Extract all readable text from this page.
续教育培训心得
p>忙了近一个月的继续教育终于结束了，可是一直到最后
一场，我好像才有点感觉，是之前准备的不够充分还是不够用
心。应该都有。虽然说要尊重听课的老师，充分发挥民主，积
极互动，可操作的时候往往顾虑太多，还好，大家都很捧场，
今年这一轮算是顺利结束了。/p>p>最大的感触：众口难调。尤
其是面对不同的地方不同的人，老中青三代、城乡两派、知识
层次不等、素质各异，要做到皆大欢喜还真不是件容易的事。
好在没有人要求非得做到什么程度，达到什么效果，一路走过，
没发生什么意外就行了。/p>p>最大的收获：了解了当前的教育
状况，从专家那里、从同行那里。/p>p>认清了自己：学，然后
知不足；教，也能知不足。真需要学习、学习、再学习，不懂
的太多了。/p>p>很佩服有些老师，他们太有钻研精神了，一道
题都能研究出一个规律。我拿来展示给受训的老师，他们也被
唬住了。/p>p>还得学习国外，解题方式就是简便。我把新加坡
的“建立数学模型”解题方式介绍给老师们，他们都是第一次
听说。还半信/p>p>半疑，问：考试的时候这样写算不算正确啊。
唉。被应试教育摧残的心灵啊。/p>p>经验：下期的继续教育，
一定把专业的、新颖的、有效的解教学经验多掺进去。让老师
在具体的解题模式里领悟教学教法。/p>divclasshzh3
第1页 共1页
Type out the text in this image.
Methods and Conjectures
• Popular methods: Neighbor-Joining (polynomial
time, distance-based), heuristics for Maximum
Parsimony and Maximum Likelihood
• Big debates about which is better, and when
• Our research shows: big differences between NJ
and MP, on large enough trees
___
* _What you should do_: Write out every entry verbatim.

* _Full output_:
Extract all readable text from this page.
续教育培训心得
p>忙了近一个月的继续教育终于结束了，可是一直到最后
一场，我好像才有点感觉，是之前准备的不够充分还是不够用
心。应该都有。虽然说要尊重听课的老师，充分发挥民主，积
极互动，可操作的时候往往顾虑太多，还好，大家都很捧场，
今年这一轮算是顺利结束了。/p>p>最大的感触：众口难调。尤
其是面对不同的地方不同的人，老中青三代、城乡两派、知识
层次不等、素质各异，要做到皆大欢喜还真不是件容易的事。
好在没有人要求非得做到什么程度，达到什么效果，一路走过，
没发生什么意外就行了。/p>p>最大的收获：了解了当前的教育
状况，从专家那里、从同行那里。/p>p>认清了自己：学，然后
知不足；教，也能知不足。真需要学习、学习、再学习，不懂
的太多了。/p>p>很佩服有些老师，他们太有钻研精神了，一道
题都能研究出一个规律。我拿来展示给受训的老师，他们也被
唬住了。/p>p>还得学习国外，解题方式就是简便。我把新加坡
的“建立数学模型”解题方式介绍给老师们，他们都是第一次
听说。还半信/p>p>半疑，问：考试的时候这样写算不算正确啊。
唉。被应试教育摧残的心灵啊。/p>p>经验：下期的继续教育，
一定把专业的、新颖的、有效的解教学经验多掺进去。让老师
在具体的解题模式里领悟教学教法。/p>divclasshzh3
第1页 共1页
Type out the text in this image.
Methods and Conjectures
• Popular methods: Neighbor-Joining (polynomial
time, distance-based), heuristics for Maximum
Parsimony and Maximum Likelihood
• Big debates about which is better, and when
• Our research shows: big differences between NJ
and MP, on large enough trees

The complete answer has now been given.